▽
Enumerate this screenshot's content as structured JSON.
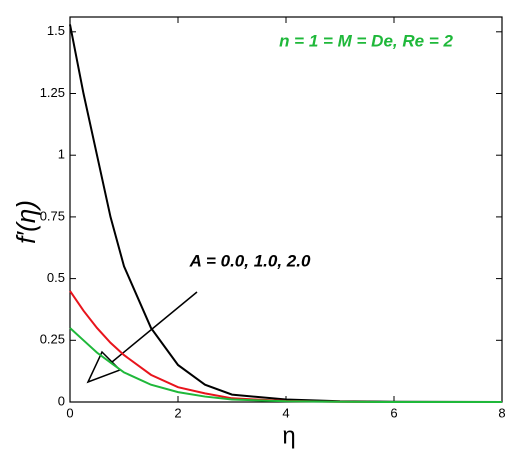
{
  "chart_data": {
    "type": "line",
    "x_label": "η",
    "y_label": "f′(η)",
    "annotations": [
      "n = 1 = M = De, Re = 2",
      "A = 0.0, 1.0, 2.0"
    ],
    "x": [
      0,
      0.25,
      0.5,
      0.75,
      1,
      1.5,
      2,
      2.5,
      3,
      4,
      5,
      6,
      8
    ],
    "series": [
      {
        "color": "#000000",
        "values": [
          1.53,
          1.25,
          1.0,
          0.75,
          0.55,
          0.3,
          0.15,
          0.07,
          0.03,
          0.01,
          0.003,
          0.001,
          0
        ]
      },
      {
        "color": "#e8141c",
        "values": [
          0.45,
          0.37,
          0.3,
          0.24,
          0.19,
          0.11,
          0.06,
          0.035,
          0.015,
          0.004,
          0.001,
          0,
          0
        ]
      },
      {
        "color": "#1fb83a",
        "values": [
          0.3,
          0.25,
          0.2,
          0.16,
          0.12,
          0.07,
          0.04,
          0.022,
          0.01,
          0.003,
          0.001,
          0,
          0
        ]
      }
    ],
    "xlim": [
      0,
      8
    ],
    "xticks": [
      0,
      2,
      4,
      6,
      8
    ],
    "ylim": [
      0,
      1.56
    ],
    "yticks": [
      0,
      0.25,
      0.5,
      0.75,
      1,
      1.25,
      1.5
    ]
  }
}
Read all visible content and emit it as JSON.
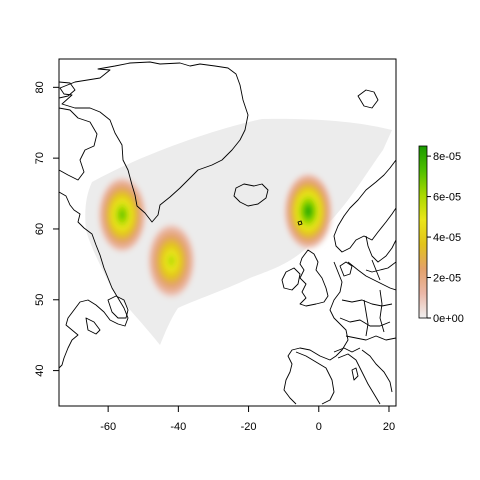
{
  "chart_data": {
    "type": "heatmap",
    "title": "",
    "xlabel": "",
    "ylabel": "",
    "xlim": [
      -74,
      22
    ],
    "ylim": [
      35,
      84
    ],
    "x_ticks": [
      -60,
      -40,
      -20,
      0,
      20
    ],
    "x_tick_labels": [
      "-60",
      "-40",
      "-20",
      "0",
      "20"
    ],
    "y_ticks": [
      40,
      50,
      60,
      70,
      80
    ],
    "y_tick_labels": [
      "40",
      "50",
      "60",
      "70",
      "80"
    ],
    "grid": false,
    "legend_placement": "right",
    "colorbar": {
      "min": 0,
      "max": 8.5e-05,
      "ticks": [
        0,
        2e-05,
        4e-05,
        6e-05,
        8e-05
      ],
      "tick_labels": [
        "0e+00",
        "2e-05",
        "4e-05",
        "6e-05",
        "8e-05"
      ],
      "colors": [
        "#f0f0f0",
        "#ebb8a8",
        "#e3a16a",
        "#e2c31a",
        "#eae51a",
        "#a9d900",
        "#4fc000",
        "#1a9a00"
      ]
    },
    "background_region_color": "#ececec",
    "density_peaks": [
      {
        "lon": -56,
        "lat": 62,
        "value": 7.5e-05
      },
      {
        "lon": -42,
        "lat": 55.5,
        "value": 5.8e-05
      },
      {
        "lon": -3,
        "lat": 62.5,
        "value": 8.3e-05
      }
    ]
  }
}
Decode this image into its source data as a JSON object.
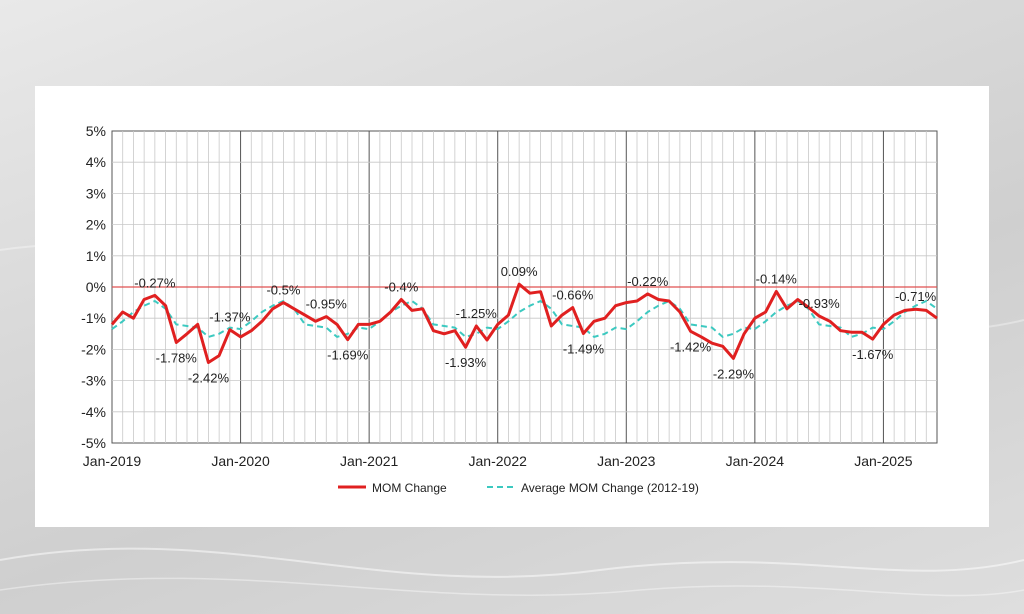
△
> [Stated goal]:
From the data, pick out every line that includes "content".

> [Exercise result]:
Enumerate this screenshot's content as structured JSON.
Read all visible content and emit it as JSON.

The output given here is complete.